■ Work to complete ■
Keep only those lines of the records that include the string "from".

____

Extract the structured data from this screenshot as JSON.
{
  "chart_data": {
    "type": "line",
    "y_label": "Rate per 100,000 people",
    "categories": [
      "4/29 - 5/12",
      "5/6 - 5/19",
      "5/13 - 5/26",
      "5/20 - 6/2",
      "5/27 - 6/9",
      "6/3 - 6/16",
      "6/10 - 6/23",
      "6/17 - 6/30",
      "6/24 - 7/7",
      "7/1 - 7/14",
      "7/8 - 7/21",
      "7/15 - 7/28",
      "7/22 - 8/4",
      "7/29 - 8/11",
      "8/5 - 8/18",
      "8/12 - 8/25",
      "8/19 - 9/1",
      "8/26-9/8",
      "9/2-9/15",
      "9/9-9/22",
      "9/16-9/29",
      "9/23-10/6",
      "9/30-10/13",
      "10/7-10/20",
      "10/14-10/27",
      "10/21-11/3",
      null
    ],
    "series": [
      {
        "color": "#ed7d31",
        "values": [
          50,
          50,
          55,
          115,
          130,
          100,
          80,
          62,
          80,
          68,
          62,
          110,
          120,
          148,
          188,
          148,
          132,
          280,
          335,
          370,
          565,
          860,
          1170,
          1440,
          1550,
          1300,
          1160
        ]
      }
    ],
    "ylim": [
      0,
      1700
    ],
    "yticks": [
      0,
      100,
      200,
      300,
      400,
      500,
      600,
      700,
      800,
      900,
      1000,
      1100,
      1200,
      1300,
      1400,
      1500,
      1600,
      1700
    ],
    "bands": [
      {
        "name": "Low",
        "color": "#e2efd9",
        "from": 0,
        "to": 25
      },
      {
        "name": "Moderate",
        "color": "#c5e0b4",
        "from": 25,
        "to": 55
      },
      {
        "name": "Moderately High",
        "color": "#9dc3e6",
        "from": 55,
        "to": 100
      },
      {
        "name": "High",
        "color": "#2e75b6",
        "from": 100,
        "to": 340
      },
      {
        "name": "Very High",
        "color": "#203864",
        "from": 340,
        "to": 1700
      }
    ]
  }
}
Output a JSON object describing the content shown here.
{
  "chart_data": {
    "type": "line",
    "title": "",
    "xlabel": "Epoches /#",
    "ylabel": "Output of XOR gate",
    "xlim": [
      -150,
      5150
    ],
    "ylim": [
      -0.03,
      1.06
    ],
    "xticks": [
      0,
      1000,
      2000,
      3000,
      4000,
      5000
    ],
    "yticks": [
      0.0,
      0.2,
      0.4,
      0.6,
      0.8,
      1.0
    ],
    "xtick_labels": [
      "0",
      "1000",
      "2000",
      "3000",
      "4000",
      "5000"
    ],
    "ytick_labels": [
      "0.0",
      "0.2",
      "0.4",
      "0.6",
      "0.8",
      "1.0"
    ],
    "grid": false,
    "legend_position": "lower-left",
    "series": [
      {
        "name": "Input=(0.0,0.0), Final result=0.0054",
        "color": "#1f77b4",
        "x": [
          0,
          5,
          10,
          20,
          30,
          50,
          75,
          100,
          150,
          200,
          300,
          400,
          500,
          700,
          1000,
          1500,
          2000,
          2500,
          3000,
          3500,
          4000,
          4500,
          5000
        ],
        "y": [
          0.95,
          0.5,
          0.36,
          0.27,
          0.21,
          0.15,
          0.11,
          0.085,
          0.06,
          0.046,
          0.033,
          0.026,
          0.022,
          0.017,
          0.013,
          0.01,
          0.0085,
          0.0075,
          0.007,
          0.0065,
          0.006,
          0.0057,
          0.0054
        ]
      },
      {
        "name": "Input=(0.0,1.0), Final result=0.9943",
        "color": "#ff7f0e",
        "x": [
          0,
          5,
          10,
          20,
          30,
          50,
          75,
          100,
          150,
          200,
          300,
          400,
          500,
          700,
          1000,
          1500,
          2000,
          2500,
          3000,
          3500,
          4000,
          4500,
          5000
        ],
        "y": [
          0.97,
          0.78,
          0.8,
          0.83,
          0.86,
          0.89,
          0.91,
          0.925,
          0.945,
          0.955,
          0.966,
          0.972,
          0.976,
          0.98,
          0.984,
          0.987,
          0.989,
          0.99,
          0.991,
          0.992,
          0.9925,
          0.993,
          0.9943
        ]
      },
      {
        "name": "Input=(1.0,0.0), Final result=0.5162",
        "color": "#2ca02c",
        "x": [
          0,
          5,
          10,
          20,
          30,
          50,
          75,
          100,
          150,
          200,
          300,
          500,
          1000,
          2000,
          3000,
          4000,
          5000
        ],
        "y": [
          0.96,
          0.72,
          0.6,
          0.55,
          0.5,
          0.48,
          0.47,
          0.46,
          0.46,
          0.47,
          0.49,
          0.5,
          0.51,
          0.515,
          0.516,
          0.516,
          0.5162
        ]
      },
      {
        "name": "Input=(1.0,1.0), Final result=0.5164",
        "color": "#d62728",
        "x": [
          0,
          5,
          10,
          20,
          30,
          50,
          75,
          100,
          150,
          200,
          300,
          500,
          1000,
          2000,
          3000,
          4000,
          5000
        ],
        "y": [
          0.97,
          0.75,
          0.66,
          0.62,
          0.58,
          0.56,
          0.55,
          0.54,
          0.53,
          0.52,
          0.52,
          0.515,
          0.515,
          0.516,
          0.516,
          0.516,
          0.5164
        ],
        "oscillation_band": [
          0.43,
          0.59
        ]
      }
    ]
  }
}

____

■ The solution ■
Extract the structured data from this screenshot as JSON.
        "from": 0,
        "from": 25,
        "from": 55,
        "from": 100,
        "from": 340,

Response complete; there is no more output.